### What to produce
Leave out the images; return the rest of the data exactly.

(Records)
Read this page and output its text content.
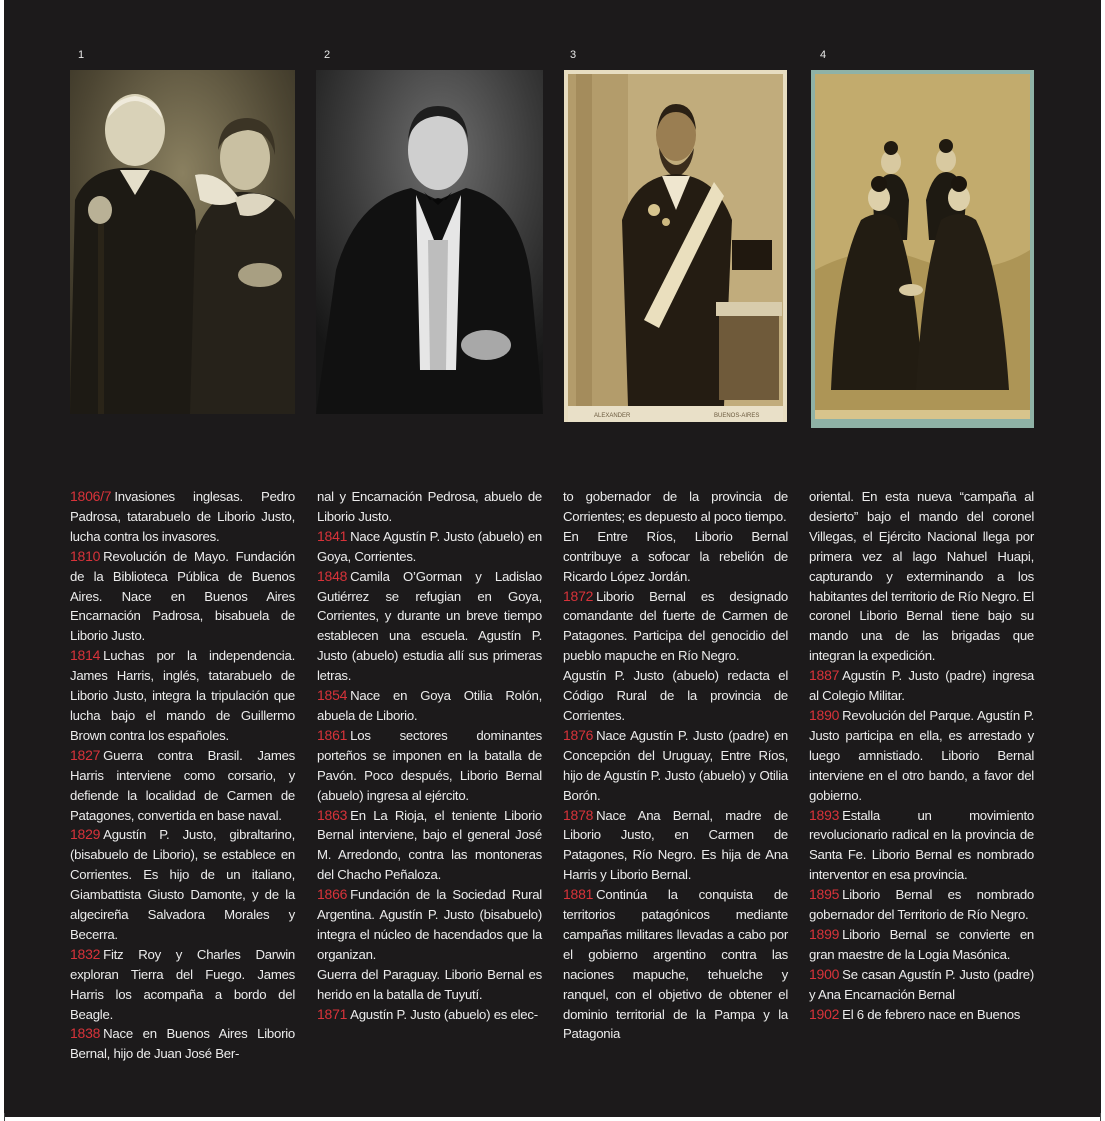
1	2	3	4
ALEXANDER	BUENOS-AIRES
1806/7 Invasiones inglesas. Pedro Padrosa, tatarabuelo de Liborio Justo, lucha contra los invasores.
1810 Revolución de Mayo. Fundación de la Biblioteca Pública de Buenos Aires. Nace en Buenos Aires Encarnación Padrosa, bisabuela de Liborio Justo.
1814 Luchas por la independencia. James Harris, inglés, tatarabuelo de Liborio Justo, integra la tripulación que lucha bajo el mando de Guillermo Brown contra los españoles.
1827 Guerra contra Brasil. James Harris interviene como corsario, y defiende la localidad de Carmen de Patagones, convertida en base naval.
1829 Agustín P. Justo, gibraltarino, (bisabuelo de Liborio), se establece en Corrientes. Es hijo de un italiano, Giambattista Giusto Damonte, y de la algecireña Salvadora Morales y Becerra.
1832 Fitz Roy y Charles Darwin exploran Tierra del Fuego. James Harris los acompaña a bordo del Beagle.
1838 Nace en Buenos Aires Liborio Bernal, hijo de Juan José Ber-
nal y Encarnación Pedrosa, abuelo de Liborio Justo.
1841 Nace Agustín P. Justo (abuelo) en Goya, Corrientes.
1848 Camila O’Gorman y Ladislao Gutiérrez se refugian en Goya, Corrientes, y durante un breve tiempo establecen una escuela. Agustín P. Justo (abuelo) estudia allí sus primeras letras.
1854 Nace en Goya Otilia Rolón, abuela de Liborio.
1861 Los sectores dominantes porteños se imponen en la batalla de Pavón. Poco después, Liborio Bernal (abuelo) ingresa al ejército.
1863 En La Rioja, el teniente Liborio Bernal interviene, bajo el general José M. Arredondo, contra las montoneras del Chacho Peñaloza.
1866 Fundación de la Sociedad Rural Argentina. Agustín P. Justo (bisabuelo) integra el núcleo de hacendados que la organizan.
Guerra del Paraguay. Liborio Bernal es herido en la batalla de Tuyutí.
1871 Agustín P. Justo (abuelo) es elec-
to gobernador de la provincia de Corrientes; es depuesto al poco tiempo.
En Entre Ríos, Liborio Bernal contribuye a sofocar la rebelión de Ricardo López Jordán.
1872 Liborio Bernal es designado comandante del fuerte de Carmen de Patagones. Participa del genocidio del pueblo mapuche en Río Negro.
Agustín P. Justo (abuelo) redacta el Código Rural de la provincia de Corrientes.
1876 Nace Agustín P. Justo (padre) en Concepción del Uruguay, Entre Ríos, hijo de Agustín P. Justo (abuelo) y Otilia Borón.
1878 Nace Ana Bernal, madre de Liborio Justo, en Carmen de Patagones, Río Negro. Es hija de Ana Harris y Liborio Bernal.
1881 Continúa la conquista de territorios patagónicos mediante campañas militares llevadas a cabo por el gobierno argentino contra las naciones mapuche, tehuelche y ranquel, con el objetivo de obtener el dominio territorial de la Pampa y la Patagonia
oriental. En esta nueva “campaña al desierto” bajo el mando del coronel Villegas, el Ejército Nacional llega por primera vez al lago Nahuel Huapi, capturando y exterminando a los habitantes del territorio de Río Negro. El coronel Liborio Bernal tiene bajo su mando una de las brigadas que integran la expedición.
1887 Agustín P. Justo (padre) ingresa al Colegio Militar.
1890 Revolución del Parque. Agustín P. Justo participa en ella, es arrestado y luego amnistiado. Liborio Bernal interviene en el otro bando, a favor del gobierno.
1893 Estalla un movimiento revolucionario radical en la provincia de Santa Fe. Liborio Bernal es nombrado interventor en esa provincia.
1895 Liborio Bernal es nombrado gobernador del Territorio de Río Negro.
1899 Liborio Bernal se convierte en gran maestre de la Logia Masónica.
1900 Se casan Agustín P. Justo (padre) y Ana Encarnación Bernal
1902 El 6 de febrero nace en Buenos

### Reply
Read this page and output its text content.
1	2	3	4
ALEXANDER	BUENOS-AIRES
1806/7 Invasiones inglesas. Pedro Padrosa, tatarabuelo de Liborio Justo, lucha contra los invasores.
1810 Revolución de Mayo. Fundación de la Biblioteca Pública de Buenos Aires. Nace en Buenos Aires Encarnación Padrosa, bisabuela de Liborio Justo.
1814 Luchas por la independencia. James Harris, inglés, tatarabuelo de Liborio Justo, integra la tripulación que lucha bajo el mando de Guillermo Brown contra los españoles.
1827 Guerra contra Brasil. James Harris interviene como corsario, y defiende la localidad de Carmen de Patagones, convertida en base naval.
1829 Agustín P. Justo, gibraltarino, (bisabuelo de Liborio), se establece en Corrientes. Es hijo de un italiano, Giambattista Giusto Damonte, y de la algecireña Salvadora Morales y Becerra.
1832 Fitz Roy y Charles Darwin exploran Tierra del Fuego. James Harris los acompaña a bordo del Beagle.
1838 Nace en Buenos Aires Liborio Bernal, hijo de Juan José Ber-
nal y Encarnación Pedrosa, abuelo de Liborio Justo.
1841 Nace Agustín P. Justo (abuelo) en Goya, Corrientes.
1848 Camila O’Gorman y Ladislao Gutiérrez se refugian en Goya, Corrientes, y durante un breve tiempo establecen una escuela. Agustín P. Justo (abuelo) estudia allí sus primeras letras.
1854 Nace en Goya Otilia Rolón, abuela de Liborio.
1861 Los sectores dominantes porteños se imponen en la batalla de Pavón. Poco después, Liborio Bernal (abuelo) ingresa al ejército.
1863 En La Rioja, el teniente Liborio Bernal interviene, bajo el general José M. Arredondo, contra las montoneras del Chacho Peñaloza.
1866 Fundación de la Sociedad Rural Argentina. Agustín P. Justo (bisabuelo) integra el núcleo de hacendados que la organizan.
Guerra del Paraguay. Liborio Bernal es herido en la batalla de Tuyutí.
1871 Agustín P. Justo (abuelo) es elec-
to gobernador de la provincia de Corrientes; es depuesto al poco tiempo.
En Entre Ríos, Liborio Bernal contribuye a sofocar la rebelión de Ricardo López Jordán.
1872 Liborio Bernal es designado comandante del fuerte de Carmen de Patagones. Participa del genocidio del pueblo mapuche en Río Negro.
Agustín P. Justo (abuelo) redacta el Código Rural de la provincia de Corrientes.
1876 Nace Agustín P. Justo (padre) en Concepción del Uruguay, Entre Ríos, hijo de Agustín P. Justo (abuelo) y Otilia Borón.
1878 Nace Ana Bernal, madre de Liborio Justo, en Carmen de Patagones, Río Negro. Es hija de Ana Harris y Liborio Bernal.
1881 Continúa la conquista de territorios patagónicos mediante campañas militares llevadas a cabo por el gobierno argentino contra las naciones mapuche, tehuelche y ranquel, con el objetivo de obtener el dominio territorial de la Pampa y la Patagonia
oriental. En esta nueva “campaña al desierto” bajo el mando del coronel Villegas, el Ejército Nacional llega por primera vez al lago Nahuel Huapi, capturando y exterminando a los habitantes del territorio de Río Negro. El coronel Liborio Bernal tiene bajo su mando una de las brigadas que integran la expedición.
1887 Agustín P. Justo (padre) ingresa al Colegio Militar.
1890 Revolución del Parque. Agustín P. Justo participa en ella, es arrestado y luego amnistiado. Liborio Bernal interviene en el otro bando, a favor del gobierno.
1893 Estalla un movimiento revolucionario radical en la provincia de Santa Fe. Liborio Bernal es nombrado interventor en esa provincia.
1895 Liborio Bernal es nombrado gobernador del Territorio de Río Negro.
1899 Liborio Bernal se convierte en gran maestre de la Logia Masónica.
1900 Se casan Agustín P. Justo (padre) y Ana Encarnación Bernal
1902 El 6 de febrero nace en Buenos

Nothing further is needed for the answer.